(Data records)
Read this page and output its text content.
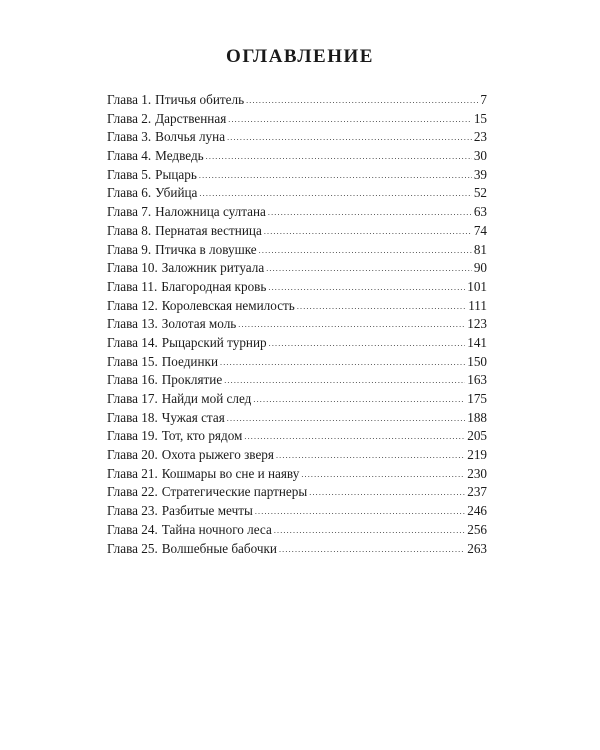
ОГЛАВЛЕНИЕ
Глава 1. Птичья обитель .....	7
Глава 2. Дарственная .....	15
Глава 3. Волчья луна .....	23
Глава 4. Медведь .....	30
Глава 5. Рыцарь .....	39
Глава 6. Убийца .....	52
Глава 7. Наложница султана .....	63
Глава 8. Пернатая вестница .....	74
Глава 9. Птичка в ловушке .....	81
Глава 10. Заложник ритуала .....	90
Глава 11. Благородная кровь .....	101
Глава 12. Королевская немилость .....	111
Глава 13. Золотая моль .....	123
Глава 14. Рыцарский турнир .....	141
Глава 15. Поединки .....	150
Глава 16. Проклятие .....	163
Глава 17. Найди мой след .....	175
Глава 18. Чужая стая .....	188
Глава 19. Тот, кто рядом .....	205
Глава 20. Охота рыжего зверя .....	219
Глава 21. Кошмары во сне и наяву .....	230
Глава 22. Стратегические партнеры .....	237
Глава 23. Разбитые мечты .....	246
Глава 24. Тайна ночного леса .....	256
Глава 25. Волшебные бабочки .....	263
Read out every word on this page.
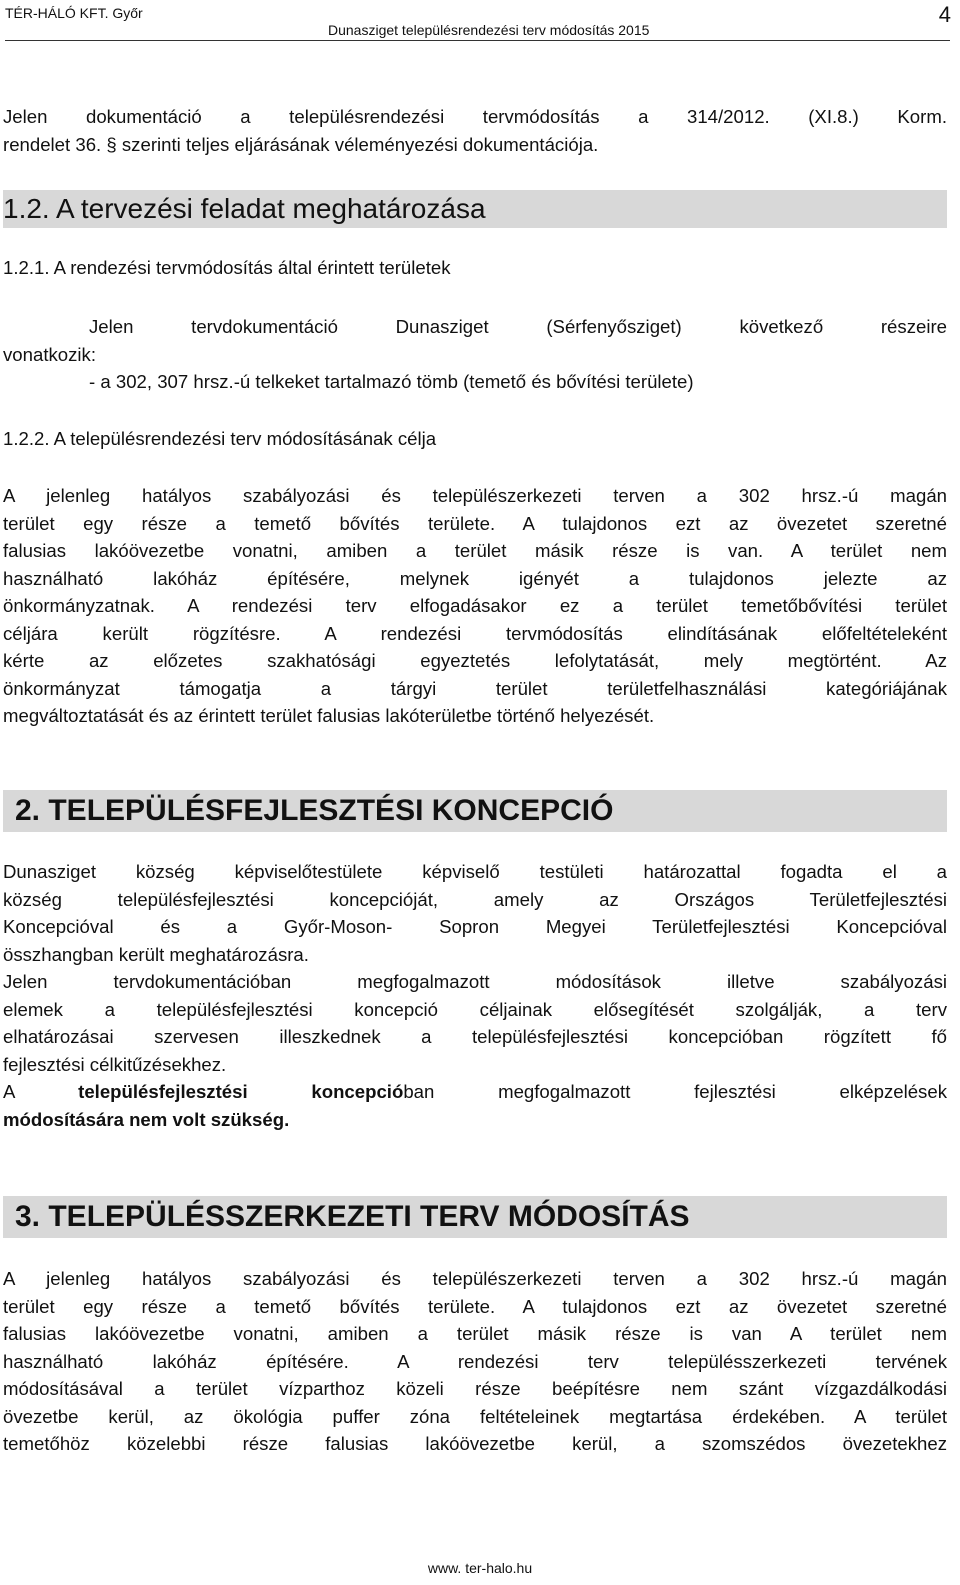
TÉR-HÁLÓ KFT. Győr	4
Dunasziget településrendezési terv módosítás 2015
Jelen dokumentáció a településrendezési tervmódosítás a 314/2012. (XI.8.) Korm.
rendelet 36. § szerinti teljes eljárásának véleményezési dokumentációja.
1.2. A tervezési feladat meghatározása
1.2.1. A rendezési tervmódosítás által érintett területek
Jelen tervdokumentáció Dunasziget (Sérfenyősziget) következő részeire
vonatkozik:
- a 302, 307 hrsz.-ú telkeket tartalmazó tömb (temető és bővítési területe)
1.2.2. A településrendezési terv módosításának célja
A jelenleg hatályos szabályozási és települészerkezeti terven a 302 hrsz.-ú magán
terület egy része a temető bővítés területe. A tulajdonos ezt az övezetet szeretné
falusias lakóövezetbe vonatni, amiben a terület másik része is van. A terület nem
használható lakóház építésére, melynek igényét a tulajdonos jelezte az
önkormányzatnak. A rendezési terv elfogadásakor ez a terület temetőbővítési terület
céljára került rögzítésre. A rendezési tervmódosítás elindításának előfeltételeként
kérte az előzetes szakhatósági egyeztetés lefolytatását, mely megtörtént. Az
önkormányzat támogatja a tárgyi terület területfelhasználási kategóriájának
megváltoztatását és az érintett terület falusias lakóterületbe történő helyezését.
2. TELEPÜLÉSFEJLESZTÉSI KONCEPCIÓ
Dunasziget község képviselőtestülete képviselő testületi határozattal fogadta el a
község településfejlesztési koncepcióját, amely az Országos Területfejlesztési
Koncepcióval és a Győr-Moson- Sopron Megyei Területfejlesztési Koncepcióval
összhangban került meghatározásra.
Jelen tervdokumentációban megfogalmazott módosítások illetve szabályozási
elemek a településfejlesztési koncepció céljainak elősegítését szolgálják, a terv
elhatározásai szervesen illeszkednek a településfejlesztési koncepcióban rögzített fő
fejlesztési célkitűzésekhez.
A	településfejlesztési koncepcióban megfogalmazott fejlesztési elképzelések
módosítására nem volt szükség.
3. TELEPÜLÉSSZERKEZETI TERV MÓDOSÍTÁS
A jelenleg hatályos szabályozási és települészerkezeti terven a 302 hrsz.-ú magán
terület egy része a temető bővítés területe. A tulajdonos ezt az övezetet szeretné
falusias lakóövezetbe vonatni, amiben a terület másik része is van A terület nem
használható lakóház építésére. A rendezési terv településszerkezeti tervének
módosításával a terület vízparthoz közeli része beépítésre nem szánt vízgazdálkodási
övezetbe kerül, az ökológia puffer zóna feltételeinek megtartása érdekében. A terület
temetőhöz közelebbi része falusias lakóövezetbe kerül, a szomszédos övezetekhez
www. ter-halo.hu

...

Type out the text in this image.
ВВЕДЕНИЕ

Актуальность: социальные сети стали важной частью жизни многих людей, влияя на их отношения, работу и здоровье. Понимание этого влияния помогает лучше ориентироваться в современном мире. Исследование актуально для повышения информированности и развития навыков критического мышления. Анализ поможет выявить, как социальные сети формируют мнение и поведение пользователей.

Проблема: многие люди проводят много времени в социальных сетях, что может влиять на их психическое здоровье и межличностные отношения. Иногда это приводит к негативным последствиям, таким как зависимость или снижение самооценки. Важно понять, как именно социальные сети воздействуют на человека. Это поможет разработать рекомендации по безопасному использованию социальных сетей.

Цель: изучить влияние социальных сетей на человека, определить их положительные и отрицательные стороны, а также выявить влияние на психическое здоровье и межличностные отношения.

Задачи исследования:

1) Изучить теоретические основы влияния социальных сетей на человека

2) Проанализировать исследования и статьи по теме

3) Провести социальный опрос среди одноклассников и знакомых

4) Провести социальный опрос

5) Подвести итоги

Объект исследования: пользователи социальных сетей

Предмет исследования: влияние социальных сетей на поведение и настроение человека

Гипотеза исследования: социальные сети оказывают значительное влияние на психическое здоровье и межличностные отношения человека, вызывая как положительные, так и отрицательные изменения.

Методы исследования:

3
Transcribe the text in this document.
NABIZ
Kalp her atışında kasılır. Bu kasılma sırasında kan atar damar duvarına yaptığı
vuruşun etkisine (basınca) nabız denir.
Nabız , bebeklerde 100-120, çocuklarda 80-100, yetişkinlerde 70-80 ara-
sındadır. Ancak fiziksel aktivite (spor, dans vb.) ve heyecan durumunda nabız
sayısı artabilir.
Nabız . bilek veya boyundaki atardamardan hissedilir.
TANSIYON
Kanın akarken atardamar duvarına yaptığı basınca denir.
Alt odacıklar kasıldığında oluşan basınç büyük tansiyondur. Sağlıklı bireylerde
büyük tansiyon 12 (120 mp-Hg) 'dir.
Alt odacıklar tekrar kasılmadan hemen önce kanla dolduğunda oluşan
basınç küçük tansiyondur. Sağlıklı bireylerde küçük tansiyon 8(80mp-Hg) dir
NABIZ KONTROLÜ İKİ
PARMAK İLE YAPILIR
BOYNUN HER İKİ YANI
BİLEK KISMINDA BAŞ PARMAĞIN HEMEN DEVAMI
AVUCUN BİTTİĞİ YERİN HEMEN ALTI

## Written problem
Note every line above where the string "denir" shows up, and copy those lines.

## Exercise solution
vuruşun etkisine (basınca) nabız denir.
Kanın akarken atardamar duvarına yaptığı basınca denir.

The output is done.